### EXERCISE BRIEF
For the copy, please give all of the data again exactly and leave the pictures out.
** start **
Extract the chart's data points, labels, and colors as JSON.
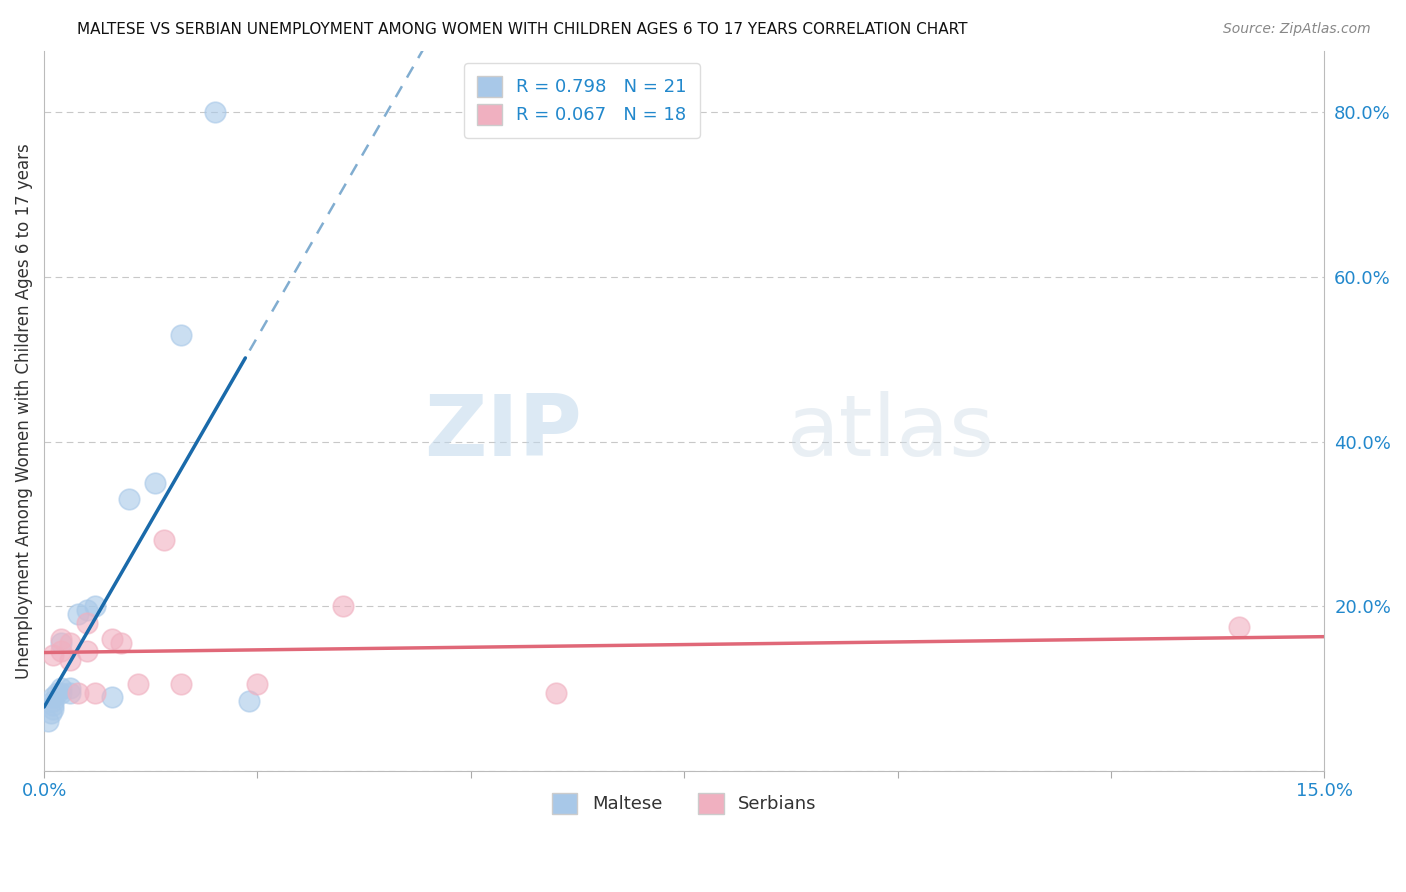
{
  "title": "MALTESE VS SERBIAN UNEMPLOYMENT AMONG WOMEN WITH CHILDREN AGES 6 TO 17 YEARS CORRELATION CHART",
  "source": "Source: ZipAtlas.com",
  "ylabel": "Unemployment Among Women with Children Ages 6 to 17 years",
  "x_min": 0.0,
  "x_max": 0.15,
  "y_min": 0.0,
  "y_max": 0.875,
  "x_ticks": [
    0.0,
    0.025,
    0.05,
    0.075,
    0.1,
    0.125,
    0.15
  ],
  "y_ticks_right": [
    0.0,
    0.2,
    0.4,
    0.6,
    0.8
  ],
  "y_tick_labels_right": [
    "",
    "20.0%",
    "40.0%",
    "60.0%",
    "80.0%"
  ],
  "maltese_x": [
    0.0005,
    0.0008,
    0.001,
    0.001,
    0.001,
    0.001,
    0.0015,
    0.002,
    0.002,
    0.002,
    0.003,
    0.003,
    0.004,
    0.005,
    0.006,
    0.008,
    0.01,
    0.013,
    0.016,
    0.02,
    0.024
  ],
  "maltese_y": [
    0.06,
    0.07,
    0.075,
    0.08,
    0.085,
    0.09,
    0.095,
    0.095,
    0.1,
    0.155,
    0.1,
    0.095,
    0.19,
    0.195,
    0.2,
    0.09,
    0.33,
    0.35,
    0.53,
    0.8,
    0.085
  ],
  "serbian_x": [
    0.001,
    0.002,
    0.002,
    0.003,
    0.003,
    0.004,
    0.005,
    0.005,
    0.006,
    0.008,
    0.009,
    0.011,
    0.014,
    0.016,
    0.025,
    0.035,
    0.06,
    0.14
  ],
  "serbian_y": [
    0.14,
    0.145,
    0.16,
    0.135,
    0.155,
    0.095,
    0.18,
    0.145,
    0.095,
    0.16,
    0.155,
    0.105,
    0.28,
    0.105,
    0.105,
    0.2,
    0.095,
    0.175
  ],
  "maltese_color": "#a8c8e8",
  "serbian_color": "#f0b0c0",
  "maltese_line_color": "#1a6aaa",
  "serbian_line_color": "#e06878",
  "maltese_R": 0.798,
  "maltese_N": 21,
  "serbian_R": 0.067,
  "serbian_N": 18,
  "legend_label_maltese": "Maltese",
  "legend_label_serbian": "Serbians",
  "watermark_zip": "ZIP",
  "watermark_atlas": "atlas",
  "background_color": "#ffffff",
  "grid_color": "#c8c8c8"
}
** end **
### FINISHED EXERCISE
Extract the chart's data points, labels, and colors as JSON.
{
  "title": "MALTESE VS SERBIAN UNEMPLOYMENT AMONG WOMEN WITH CHILDREN AGES 6 TO 17 YEARS CORRELATION CHART",
  "source": "Source: ZipAtlas.com",
  "ylabel": "Unemployment Among Women with Children Ages 6 to 17 years",
  "x_min": 0.0,
  "x_max": 0.15,
  "y_min": 0.0,
  "y_max": 0.875,
  "x_ticks": [
    0.0,
    0.025,
    0.05,
    0.075,
    0.1,
    0.125,
    0.15
  ],
  "y_ticks_right": [
    0.0,
    0.2,
    0.4,
    0.6,
    0.8
  ],
  "y_tick_labels_right": [
    "",
    "20.0%",
    "40.0%",
    "60.0%",
    "80.0%"
  ],
  "maltese_x": [
    0.0005,
    0.0008,
    0.001,
    0.001,
    0.001,
    0.001,
    0.0015,
    0.002,
    0.002,
    0.002,
    0.003,
    0.003,
    0.004,
    0.005,
    0.006,
    0.008,
    0.01,
    0.013,
    0.016,
    0.02,
    0.024
  ],
  "maltese_y": [
    0.06,
    0.07,
    0.075,
    0.08,
    0.085,
    0.09,
    0.095,
    0.095,
    0.1,
    0.155,
    0.1,
    0.095,
    0.19,
    0.195,
    0.2,
    0.09,
    0.33,
    0.35,
    0.53,
    0.8,
    0.085
  ],
  "serbian_x": [
    0.001,
    0.002,
    0.002,
    0.003,
    0.003,
    0.004,
    0.005,
    0.005,
    0.006,
    0.008,
    0.009,
    0.011,
    0.014,
    0.016,
    0.025,
    0.035,
    0.06,
    0.14
  ],
  "serbian_y": [
    0.14,
    0.145,
    0.16,
    0.135,
    0.155,
    0.095,
    0.18,
    0.145,
    0.095,
    0.16,
    0.155,
    0.105,
    0.28,
    0.105,
    0.105,
    0.2,
    0.095,
    0.175
  ],
  "maltese_color": "#a8c8e8",
  "serbian_color": "#f0b0c0",
  "maltese_line_color": "#1a6aaa",
  "serbian_line_color": "#e06878",
  "maltese_R": 0.798,
  "maltese_N": 21,
  "serbian_R": 0.067,
  "serbian_N": 18,
  "legend_label_maltese": "Maltese",
  "legend_label_serbian": "Serbians",
  "watermark_zip": "ZIP",
  "watermark_atlas": "atlas",
  "background_color": "#ffffff",
  "grid_color": "#c8c8c8"
}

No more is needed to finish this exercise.